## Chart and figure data

• • •

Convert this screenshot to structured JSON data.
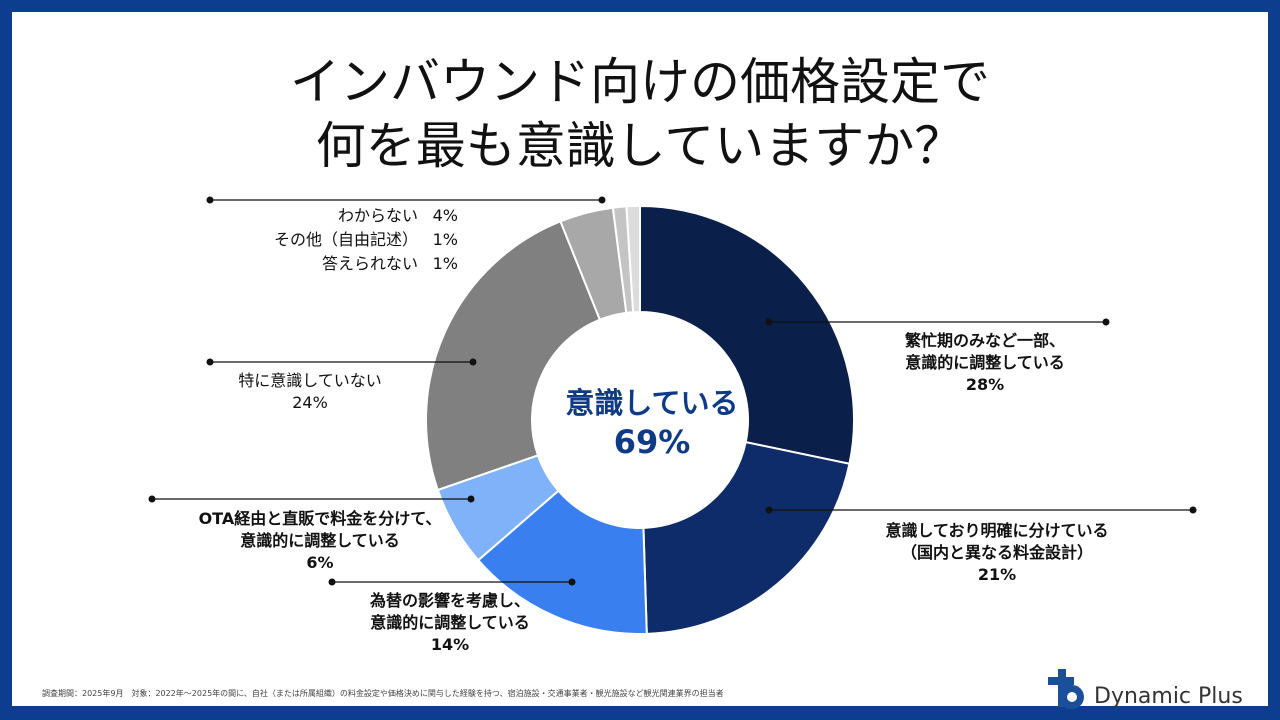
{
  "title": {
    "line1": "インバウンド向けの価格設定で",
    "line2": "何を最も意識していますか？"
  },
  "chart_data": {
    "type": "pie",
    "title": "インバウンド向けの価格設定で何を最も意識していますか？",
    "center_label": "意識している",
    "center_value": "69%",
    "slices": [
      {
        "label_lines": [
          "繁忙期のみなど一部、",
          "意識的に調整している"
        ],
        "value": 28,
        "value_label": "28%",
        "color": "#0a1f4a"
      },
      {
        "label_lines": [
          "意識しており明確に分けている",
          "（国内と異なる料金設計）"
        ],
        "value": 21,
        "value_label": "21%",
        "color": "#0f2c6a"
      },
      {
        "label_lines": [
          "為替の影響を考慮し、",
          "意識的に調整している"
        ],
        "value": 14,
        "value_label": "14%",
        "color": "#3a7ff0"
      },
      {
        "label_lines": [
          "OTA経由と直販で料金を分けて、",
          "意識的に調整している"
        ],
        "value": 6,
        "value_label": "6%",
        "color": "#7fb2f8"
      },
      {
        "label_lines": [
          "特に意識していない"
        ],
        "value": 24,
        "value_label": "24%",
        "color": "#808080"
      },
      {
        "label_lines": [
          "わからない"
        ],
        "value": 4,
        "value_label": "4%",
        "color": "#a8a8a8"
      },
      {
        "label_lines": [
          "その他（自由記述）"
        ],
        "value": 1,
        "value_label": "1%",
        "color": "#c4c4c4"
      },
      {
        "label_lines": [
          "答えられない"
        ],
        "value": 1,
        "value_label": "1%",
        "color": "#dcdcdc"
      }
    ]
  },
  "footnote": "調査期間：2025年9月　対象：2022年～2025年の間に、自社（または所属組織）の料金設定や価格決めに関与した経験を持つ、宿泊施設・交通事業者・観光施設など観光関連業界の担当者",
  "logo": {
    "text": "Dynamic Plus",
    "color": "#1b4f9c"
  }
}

• • •

## DO THIS
Every line above should be repeated exactly; pictures stay out of the copy.

## FINISHED ANSWER
Convert this screenshot to structured JSON data.
{
  "title": {
    "line1": "インバウンド向けの価格設定で",
    "line2": "何を最も意識していますか？"
  },
  "chart_data": {
    "type": "pie",
    "title": "インバウンド向けの価格設定で何を最も意識していますか？",
    "center_label": "意識している",
    "center_value": "69%",
    "slices": [
      {
        "label_lines": [
          "繁忙期のみなど一部、",
          "意識的に調整している"
        ],
        "value": 28,
        "value_label": "28%",
        "color": "#0a1f4a"
      },
      {
        "label_lines": [
          "意識しており明確に分けている",
          "（国内と異なる料金設計）"
        ],
        "value": 21,
        "value_label": "21%",
        "color": "#0f2c6a"
      },
      {
        "label_lines": [
          "為替の影響を考慮し、",
          "意識的に調整している"
        ],
        "value": 14,
        "value_label": "14%",
        "color": "#3a7ff0"
      },
      {
        "label_lines": [
          "OTA経由と直販で料金を分けて、",
          "意識的に調整している"
        ],
        "value": 6,
        "value_label": "6%",
        "color": "#7fb2f8"
      },
      {
        "label_lines": [
          "特に意識していない"
        ],
        "value": 24,
        "value_label": "24%",
        "color": "#808080"
      },
      {
        "label_lines": [
          "わからない"
        ],
        "value": 4,
        "value_label": "4%",
        "color": "#a8a8a8"
      },
      {
        "label_lines": [
          "その他（自由記述）"
        ],
        "value": 1,
        "value_label": "1%",
        "color": "#c4c4c4"
      },
      {
        "label_lines": [
          "答えられない"
        ],
        "value": 1,
        "value_label": "1%",
        "color": "#dcdcdc"
      }
    ]
  },
  "footnote": "調査期間：2025年9月　対象：2022年～2025年の間に、自社（または所属組織）の料金設定や価格決めに関与した経験を持つ、宿泊施設・交通事業者・観光施設など観光関連業界の担当者",
  "logo": {
    "text": "Dynamic Plus",
    "color": "#1b4f9c"
  }
}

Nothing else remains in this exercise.